__GIVEN INSTRUCTION__
Check every line below for the word "this" and copy each one that has it.
▬▬▬▬▬▬
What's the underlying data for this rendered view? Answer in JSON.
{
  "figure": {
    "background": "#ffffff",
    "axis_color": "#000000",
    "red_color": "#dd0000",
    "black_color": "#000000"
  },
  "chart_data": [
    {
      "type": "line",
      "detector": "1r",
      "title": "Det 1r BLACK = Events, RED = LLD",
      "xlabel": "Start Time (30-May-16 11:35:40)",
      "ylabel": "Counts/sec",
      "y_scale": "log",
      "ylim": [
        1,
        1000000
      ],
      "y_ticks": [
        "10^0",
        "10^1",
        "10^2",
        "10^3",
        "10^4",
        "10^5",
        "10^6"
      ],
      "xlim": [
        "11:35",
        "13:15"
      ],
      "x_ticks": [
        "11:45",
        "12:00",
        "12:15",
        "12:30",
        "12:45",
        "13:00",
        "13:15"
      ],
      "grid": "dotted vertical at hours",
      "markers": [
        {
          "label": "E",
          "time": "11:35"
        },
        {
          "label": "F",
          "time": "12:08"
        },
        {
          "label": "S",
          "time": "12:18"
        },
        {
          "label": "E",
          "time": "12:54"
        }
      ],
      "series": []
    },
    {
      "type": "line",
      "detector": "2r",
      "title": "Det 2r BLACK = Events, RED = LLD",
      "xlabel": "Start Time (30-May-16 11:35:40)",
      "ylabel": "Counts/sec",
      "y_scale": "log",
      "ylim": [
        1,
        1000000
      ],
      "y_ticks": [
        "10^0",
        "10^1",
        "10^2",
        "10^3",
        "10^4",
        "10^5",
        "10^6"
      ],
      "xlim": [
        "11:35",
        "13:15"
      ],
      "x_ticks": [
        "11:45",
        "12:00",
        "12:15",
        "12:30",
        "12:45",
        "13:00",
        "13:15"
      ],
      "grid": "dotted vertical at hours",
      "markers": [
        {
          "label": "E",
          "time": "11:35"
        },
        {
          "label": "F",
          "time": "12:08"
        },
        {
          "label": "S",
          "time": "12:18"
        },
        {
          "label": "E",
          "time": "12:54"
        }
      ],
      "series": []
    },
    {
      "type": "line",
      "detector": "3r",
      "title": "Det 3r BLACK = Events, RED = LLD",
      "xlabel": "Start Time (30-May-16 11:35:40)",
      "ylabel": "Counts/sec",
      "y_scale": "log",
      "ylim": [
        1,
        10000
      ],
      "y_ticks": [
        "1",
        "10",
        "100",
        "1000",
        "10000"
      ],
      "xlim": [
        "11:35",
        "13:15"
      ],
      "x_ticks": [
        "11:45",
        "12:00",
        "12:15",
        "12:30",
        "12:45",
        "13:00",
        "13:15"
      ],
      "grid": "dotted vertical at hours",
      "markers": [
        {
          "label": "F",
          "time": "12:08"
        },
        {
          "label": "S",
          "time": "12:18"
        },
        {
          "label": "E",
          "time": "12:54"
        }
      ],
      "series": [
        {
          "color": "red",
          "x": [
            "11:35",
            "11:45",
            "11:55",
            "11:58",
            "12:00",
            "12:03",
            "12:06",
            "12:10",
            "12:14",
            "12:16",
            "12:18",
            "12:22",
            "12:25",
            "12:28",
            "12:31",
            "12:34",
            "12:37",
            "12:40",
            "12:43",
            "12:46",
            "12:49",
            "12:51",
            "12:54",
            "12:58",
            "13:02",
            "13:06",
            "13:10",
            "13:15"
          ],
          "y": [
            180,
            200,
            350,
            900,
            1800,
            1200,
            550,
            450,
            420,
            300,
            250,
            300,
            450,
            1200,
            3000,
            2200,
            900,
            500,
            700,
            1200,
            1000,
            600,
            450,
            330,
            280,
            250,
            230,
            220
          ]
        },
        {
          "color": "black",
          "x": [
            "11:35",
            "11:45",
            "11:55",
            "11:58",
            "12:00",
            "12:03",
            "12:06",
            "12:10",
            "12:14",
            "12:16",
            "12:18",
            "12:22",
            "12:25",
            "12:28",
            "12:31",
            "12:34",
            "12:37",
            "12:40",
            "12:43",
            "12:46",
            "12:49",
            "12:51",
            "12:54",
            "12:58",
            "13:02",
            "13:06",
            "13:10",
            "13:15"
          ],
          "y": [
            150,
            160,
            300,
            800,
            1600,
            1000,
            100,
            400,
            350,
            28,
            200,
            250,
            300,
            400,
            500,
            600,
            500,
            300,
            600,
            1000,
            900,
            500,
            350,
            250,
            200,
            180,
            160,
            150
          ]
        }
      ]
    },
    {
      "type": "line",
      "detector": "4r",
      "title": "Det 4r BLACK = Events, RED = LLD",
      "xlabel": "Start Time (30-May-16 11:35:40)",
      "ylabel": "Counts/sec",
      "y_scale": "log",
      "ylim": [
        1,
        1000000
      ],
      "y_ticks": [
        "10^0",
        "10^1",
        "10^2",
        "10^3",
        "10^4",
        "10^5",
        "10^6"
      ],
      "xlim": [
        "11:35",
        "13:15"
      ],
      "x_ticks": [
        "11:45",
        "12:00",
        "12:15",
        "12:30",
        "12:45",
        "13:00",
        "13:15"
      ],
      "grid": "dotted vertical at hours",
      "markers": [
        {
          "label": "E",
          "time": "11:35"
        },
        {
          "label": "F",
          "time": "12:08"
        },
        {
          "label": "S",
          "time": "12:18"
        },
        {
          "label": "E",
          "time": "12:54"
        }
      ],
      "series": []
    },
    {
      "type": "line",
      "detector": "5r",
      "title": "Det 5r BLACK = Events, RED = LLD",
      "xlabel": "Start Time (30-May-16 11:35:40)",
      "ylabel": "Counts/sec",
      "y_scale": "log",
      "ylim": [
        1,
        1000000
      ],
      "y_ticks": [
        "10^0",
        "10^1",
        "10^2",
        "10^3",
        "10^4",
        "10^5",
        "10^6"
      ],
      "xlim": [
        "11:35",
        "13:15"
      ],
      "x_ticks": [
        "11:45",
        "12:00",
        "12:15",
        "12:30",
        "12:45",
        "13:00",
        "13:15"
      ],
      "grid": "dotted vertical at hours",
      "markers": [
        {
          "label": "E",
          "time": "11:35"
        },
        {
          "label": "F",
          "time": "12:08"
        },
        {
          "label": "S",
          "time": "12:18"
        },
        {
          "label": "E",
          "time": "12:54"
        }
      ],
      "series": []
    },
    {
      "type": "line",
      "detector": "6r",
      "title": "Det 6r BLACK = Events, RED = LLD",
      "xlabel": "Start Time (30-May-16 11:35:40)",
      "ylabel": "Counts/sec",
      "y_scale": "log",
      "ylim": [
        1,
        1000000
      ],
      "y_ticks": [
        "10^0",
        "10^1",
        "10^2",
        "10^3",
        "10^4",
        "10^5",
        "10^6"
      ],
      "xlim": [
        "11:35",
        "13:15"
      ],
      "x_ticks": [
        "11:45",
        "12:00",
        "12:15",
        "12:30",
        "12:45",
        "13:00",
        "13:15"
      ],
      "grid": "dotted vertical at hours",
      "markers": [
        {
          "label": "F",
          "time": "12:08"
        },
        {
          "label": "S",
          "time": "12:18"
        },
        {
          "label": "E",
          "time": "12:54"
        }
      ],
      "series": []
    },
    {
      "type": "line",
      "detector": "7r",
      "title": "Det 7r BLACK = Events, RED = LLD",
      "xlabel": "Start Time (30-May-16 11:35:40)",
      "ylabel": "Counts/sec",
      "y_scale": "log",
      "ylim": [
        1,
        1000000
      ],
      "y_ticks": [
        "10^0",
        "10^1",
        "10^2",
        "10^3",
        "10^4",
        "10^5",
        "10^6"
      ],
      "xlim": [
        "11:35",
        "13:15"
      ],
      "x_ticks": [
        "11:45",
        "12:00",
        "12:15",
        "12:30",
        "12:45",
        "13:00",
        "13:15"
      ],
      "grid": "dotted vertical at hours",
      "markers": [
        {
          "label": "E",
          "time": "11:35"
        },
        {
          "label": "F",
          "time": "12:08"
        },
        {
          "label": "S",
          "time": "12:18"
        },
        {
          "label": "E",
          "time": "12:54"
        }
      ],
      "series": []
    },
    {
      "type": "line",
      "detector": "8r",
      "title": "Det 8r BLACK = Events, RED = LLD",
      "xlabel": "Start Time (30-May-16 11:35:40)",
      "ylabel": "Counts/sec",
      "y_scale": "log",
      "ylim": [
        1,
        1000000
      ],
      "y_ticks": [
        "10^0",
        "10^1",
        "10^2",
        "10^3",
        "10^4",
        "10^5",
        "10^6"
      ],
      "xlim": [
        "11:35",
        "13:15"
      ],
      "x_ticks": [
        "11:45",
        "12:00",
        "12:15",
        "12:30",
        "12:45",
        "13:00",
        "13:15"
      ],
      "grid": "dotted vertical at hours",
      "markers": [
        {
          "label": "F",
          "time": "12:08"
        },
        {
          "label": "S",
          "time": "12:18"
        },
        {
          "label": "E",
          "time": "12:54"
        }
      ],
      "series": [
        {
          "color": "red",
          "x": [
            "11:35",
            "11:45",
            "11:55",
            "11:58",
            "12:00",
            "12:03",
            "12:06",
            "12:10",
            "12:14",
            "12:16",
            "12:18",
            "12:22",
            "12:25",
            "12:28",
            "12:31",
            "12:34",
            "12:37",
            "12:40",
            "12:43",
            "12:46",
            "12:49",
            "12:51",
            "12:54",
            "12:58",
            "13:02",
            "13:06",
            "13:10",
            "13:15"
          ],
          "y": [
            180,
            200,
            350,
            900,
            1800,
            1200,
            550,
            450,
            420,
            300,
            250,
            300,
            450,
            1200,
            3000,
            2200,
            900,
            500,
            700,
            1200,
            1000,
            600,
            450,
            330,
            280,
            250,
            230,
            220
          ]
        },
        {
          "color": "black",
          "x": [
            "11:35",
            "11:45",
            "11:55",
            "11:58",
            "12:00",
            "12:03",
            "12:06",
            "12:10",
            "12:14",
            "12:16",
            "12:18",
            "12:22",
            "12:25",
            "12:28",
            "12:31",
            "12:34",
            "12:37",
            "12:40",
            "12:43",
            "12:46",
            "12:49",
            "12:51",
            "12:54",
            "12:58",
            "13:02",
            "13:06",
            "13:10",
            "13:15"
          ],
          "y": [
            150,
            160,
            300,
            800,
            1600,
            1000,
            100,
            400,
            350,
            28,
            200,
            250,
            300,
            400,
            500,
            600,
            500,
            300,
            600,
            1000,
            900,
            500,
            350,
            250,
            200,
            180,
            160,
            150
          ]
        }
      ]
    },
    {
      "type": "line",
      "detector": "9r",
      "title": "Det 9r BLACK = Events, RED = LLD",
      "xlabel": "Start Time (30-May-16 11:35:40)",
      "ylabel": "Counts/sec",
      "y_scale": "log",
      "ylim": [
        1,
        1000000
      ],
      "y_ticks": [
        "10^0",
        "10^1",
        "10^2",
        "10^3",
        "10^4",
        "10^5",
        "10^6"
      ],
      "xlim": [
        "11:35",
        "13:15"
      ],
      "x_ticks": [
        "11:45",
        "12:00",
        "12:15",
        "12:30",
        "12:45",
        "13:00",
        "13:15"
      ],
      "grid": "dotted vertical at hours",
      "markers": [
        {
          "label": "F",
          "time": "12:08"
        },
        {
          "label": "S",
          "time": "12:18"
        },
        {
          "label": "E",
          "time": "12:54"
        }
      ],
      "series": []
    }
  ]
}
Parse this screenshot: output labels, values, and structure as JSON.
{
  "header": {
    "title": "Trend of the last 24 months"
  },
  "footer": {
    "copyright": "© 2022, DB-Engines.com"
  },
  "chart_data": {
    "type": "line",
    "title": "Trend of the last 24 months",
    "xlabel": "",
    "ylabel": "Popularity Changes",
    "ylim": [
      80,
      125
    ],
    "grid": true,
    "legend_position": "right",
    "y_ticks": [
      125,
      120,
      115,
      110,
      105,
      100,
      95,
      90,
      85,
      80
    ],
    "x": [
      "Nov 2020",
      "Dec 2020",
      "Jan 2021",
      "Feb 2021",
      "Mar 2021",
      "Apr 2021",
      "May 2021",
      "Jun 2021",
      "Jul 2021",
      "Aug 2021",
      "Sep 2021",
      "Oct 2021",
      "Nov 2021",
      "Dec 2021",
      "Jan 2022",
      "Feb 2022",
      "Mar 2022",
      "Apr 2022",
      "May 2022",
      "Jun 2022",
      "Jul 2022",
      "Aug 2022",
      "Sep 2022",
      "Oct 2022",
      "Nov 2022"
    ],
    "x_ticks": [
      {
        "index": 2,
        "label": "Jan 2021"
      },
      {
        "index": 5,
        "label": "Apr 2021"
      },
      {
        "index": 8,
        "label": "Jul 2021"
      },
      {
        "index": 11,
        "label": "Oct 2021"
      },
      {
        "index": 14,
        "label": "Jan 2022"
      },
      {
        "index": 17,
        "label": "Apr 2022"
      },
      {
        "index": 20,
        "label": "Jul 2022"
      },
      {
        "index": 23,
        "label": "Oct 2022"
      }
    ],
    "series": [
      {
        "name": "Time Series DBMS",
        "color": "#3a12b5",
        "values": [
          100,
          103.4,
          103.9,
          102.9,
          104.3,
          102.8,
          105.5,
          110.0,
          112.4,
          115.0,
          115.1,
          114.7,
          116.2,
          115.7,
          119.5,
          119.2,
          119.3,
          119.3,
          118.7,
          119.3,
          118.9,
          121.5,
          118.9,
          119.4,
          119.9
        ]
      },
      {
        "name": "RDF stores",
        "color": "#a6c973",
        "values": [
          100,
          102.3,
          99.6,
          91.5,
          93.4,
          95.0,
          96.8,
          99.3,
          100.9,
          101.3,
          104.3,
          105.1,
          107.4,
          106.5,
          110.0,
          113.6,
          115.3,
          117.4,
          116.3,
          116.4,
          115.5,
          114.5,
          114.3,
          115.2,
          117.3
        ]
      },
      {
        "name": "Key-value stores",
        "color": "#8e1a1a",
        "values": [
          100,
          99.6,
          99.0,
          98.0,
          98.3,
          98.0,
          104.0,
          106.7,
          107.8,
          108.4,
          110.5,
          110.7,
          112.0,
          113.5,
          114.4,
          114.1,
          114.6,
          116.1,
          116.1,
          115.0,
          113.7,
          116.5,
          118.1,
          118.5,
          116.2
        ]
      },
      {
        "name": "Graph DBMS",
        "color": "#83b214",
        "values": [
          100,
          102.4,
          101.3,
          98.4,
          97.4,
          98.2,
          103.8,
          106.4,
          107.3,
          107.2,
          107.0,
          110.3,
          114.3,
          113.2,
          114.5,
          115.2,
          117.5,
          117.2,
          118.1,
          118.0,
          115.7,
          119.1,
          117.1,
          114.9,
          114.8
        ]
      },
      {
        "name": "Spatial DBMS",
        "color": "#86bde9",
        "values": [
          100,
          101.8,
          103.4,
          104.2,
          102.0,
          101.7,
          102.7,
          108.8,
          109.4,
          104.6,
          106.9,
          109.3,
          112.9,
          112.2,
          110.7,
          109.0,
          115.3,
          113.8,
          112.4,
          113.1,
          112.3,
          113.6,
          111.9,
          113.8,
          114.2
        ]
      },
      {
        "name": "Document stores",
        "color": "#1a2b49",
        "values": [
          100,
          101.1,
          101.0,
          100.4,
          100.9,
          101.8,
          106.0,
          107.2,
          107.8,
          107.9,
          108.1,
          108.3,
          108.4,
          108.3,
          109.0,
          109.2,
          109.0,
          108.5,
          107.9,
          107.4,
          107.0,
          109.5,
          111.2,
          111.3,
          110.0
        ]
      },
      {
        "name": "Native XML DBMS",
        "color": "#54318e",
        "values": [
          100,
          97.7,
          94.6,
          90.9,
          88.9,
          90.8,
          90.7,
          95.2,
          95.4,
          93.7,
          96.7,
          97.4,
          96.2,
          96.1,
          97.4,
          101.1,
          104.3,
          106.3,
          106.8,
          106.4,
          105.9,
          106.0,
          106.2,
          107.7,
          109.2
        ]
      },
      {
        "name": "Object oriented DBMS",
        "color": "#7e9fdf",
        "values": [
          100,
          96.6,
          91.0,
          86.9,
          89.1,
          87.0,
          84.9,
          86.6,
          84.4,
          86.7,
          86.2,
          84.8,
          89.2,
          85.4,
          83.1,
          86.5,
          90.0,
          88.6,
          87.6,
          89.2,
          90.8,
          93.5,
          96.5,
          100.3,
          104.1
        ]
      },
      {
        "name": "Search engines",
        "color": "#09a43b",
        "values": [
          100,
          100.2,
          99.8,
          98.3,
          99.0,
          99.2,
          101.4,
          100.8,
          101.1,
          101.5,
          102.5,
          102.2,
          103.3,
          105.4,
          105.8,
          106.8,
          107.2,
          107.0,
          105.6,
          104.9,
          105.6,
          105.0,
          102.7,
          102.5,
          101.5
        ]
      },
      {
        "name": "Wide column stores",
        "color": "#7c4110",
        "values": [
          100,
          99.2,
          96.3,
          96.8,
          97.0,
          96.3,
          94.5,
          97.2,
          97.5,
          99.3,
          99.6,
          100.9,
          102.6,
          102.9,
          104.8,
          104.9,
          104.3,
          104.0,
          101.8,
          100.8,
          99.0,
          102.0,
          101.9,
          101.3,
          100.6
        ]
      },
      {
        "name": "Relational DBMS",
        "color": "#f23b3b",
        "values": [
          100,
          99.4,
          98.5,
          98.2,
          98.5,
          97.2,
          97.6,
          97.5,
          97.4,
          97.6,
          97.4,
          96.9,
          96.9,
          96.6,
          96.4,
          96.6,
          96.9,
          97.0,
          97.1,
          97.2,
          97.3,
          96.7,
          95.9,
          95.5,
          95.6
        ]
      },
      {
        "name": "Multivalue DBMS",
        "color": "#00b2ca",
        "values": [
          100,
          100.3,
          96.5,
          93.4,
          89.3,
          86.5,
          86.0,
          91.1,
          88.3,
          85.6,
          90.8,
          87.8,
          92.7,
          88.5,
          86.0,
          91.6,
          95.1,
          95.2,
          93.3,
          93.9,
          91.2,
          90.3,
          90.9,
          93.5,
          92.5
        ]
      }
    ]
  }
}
▬▬▬▬▬▬
__THE ANSWER__
What's the underlying data for this rendered view? Answer in JSON.
Parse this screenshot: output labels, values, and structure as JSON.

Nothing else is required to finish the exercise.